Lines of data
__________
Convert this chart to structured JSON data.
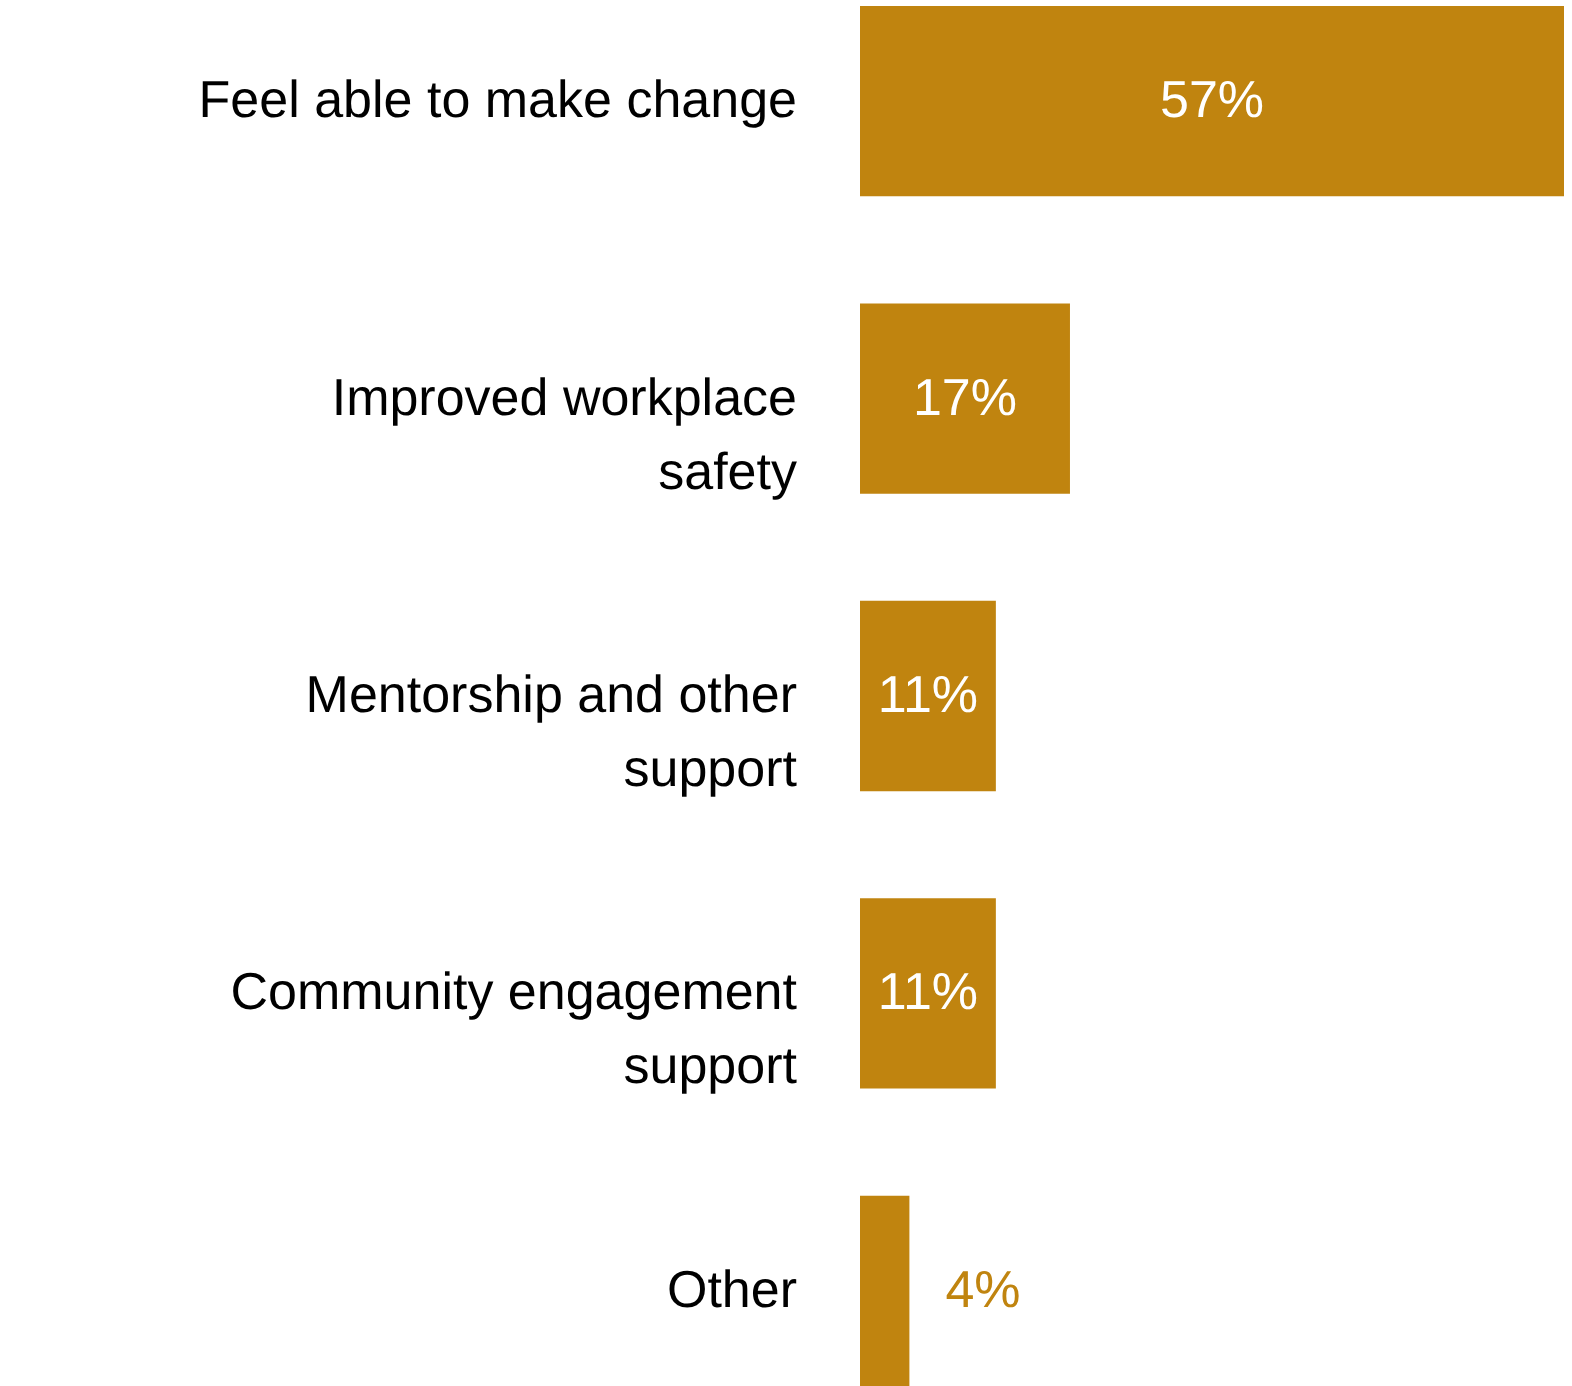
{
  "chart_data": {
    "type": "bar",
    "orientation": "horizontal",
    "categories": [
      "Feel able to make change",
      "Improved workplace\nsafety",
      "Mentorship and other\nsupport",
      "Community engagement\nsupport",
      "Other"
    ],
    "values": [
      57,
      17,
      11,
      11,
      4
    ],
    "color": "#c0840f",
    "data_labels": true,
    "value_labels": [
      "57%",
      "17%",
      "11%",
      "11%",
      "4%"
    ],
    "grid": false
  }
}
__________
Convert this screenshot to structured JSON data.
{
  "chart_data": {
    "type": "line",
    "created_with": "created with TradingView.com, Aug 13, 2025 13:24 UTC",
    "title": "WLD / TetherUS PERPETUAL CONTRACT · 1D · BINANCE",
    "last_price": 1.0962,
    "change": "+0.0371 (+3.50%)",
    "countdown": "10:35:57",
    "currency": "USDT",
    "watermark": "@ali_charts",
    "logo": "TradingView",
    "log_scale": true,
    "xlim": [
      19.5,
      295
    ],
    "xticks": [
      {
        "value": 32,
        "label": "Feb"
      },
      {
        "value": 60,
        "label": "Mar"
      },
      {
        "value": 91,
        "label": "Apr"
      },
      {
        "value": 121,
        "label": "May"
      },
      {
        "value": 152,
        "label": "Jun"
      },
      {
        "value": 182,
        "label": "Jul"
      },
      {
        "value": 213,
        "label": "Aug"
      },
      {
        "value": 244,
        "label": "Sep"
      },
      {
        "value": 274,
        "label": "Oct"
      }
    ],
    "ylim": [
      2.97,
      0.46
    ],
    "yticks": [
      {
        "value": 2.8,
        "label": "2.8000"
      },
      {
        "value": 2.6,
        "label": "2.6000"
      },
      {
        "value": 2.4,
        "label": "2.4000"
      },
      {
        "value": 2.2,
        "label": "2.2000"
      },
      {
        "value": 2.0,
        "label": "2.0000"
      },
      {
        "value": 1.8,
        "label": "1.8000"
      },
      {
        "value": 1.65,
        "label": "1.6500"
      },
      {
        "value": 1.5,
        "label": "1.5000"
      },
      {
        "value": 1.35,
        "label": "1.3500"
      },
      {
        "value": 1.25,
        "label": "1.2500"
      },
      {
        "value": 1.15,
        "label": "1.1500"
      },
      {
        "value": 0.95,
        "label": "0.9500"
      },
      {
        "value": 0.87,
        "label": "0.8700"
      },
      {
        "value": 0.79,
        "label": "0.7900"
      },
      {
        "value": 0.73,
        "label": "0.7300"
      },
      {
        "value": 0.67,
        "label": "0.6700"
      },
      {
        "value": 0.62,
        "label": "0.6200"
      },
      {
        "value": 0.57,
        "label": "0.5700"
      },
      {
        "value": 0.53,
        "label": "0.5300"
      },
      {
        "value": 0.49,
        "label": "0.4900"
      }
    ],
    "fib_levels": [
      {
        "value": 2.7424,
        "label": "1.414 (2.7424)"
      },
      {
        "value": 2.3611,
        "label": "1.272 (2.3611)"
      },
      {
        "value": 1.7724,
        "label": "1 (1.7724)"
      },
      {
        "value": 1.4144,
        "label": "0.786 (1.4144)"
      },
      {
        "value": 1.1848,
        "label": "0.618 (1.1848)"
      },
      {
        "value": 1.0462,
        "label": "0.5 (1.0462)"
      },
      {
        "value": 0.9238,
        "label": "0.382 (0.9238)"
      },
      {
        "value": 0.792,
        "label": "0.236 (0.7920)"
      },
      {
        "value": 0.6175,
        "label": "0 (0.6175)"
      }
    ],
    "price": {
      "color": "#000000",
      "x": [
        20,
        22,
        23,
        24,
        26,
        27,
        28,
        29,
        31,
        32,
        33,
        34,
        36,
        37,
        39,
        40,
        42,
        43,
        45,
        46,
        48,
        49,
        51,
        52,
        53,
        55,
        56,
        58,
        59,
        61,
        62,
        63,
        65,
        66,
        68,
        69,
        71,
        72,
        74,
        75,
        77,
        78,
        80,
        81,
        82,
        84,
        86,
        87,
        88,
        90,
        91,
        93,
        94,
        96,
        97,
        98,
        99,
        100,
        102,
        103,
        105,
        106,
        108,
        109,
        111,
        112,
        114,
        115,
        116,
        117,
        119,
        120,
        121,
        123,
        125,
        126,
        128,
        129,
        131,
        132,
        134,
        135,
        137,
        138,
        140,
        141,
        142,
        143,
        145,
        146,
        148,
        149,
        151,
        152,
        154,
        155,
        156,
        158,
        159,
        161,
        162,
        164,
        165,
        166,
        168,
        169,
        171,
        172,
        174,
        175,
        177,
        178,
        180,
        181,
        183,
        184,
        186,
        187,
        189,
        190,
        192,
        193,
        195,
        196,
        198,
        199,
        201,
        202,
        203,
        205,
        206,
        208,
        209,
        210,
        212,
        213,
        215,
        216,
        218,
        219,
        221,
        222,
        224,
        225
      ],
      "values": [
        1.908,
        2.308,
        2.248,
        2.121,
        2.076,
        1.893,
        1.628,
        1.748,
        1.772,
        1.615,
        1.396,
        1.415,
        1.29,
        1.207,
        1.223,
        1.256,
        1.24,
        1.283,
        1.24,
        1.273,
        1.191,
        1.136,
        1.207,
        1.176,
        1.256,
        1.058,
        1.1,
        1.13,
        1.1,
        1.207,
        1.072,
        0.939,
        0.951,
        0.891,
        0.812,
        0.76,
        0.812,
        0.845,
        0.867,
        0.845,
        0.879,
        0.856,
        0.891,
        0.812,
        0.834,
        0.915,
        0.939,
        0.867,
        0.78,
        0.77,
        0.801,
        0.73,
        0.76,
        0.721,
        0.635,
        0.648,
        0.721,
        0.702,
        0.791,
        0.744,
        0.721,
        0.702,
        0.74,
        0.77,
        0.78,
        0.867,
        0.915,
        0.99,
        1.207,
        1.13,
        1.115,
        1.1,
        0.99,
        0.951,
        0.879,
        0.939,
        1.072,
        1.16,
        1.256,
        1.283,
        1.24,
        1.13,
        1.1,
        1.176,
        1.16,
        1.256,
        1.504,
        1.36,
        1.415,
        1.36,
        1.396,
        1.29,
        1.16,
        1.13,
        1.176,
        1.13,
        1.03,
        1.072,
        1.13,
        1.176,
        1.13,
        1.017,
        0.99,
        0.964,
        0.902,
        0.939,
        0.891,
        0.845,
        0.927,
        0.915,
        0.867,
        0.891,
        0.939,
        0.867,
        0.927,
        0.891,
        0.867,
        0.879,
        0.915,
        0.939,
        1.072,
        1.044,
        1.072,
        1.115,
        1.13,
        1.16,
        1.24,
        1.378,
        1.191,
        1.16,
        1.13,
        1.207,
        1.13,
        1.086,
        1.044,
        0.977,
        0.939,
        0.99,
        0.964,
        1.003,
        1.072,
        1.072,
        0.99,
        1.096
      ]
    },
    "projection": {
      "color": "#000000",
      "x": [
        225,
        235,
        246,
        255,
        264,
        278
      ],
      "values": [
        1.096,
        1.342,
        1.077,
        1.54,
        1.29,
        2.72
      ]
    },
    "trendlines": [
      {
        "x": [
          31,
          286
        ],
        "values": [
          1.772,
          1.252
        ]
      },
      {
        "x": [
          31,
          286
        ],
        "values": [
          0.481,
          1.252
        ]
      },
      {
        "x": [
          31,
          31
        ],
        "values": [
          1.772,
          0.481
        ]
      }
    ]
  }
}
__________
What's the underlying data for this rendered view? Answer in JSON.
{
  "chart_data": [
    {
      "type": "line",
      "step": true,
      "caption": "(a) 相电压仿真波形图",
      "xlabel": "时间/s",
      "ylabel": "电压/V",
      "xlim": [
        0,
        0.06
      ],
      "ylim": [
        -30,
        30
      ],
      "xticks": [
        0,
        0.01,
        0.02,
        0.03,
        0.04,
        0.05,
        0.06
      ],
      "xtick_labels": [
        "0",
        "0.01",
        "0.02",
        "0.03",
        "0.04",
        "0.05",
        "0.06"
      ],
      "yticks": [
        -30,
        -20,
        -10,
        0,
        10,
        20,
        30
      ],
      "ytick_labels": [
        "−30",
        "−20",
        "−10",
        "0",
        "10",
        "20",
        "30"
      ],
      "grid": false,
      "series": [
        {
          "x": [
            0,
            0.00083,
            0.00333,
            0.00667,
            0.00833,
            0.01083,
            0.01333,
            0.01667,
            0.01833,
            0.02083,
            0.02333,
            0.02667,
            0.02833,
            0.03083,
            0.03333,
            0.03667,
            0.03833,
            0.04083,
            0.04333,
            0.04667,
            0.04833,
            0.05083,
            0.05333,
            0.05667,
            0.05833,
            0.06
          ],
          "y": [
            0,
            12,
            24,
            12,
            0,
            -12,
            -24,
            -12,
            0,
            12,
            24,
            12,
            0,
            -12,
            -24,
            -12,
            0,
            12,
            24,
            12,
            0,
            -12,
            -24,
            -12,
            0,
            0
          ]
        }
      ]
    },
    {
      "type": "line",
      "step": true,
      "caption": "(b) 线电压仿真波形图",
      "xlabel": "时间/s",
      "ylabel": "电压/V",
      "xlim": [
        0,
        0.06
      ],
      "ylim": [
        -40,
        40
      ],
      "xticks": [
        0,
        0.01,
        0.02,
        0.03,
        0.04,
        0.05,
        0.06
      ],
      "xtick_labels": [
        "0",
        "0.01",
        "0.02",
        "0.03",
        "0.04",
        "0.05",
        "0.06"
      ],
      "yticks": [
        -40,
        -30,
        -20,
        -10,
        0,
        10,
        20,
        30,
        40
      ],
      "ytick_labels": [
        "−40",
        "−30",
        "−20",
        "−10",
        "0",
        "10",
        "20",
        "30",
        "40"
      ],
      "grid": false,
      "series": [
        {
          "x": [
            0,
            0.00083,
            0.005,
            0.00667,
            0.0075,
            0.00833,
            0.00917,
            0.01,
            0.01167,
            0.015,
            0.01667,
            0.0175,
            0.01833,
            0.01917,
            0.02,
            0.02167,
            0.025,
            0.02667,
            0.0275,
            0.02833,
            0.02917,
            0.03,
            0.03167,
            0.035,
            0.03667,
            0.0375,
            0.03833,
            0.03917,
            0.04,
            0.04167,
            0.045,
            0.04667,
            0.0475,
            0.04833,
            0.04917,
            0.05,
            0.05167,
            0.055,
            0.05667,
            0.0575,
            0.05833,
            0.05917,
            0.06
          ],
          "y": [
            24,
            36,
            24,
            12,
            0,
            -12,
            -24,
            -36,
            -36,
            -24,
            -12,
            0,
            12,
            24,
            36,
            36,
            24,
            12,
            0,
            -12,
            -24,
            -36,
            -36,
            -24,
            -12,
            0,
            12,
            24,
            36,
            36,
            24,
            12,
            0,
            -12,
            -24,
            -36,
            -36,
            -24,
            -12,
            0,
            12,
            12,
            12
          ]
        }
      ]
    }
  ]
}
__________
**Task instructions:** Copy out every line from the data above that has "this" in it.

**Written solution:**
Convert this chart to structured JSON data.
Convert this screenshot to structured JSON data.
What's the underlying data for this rendered view? Answer in JSON.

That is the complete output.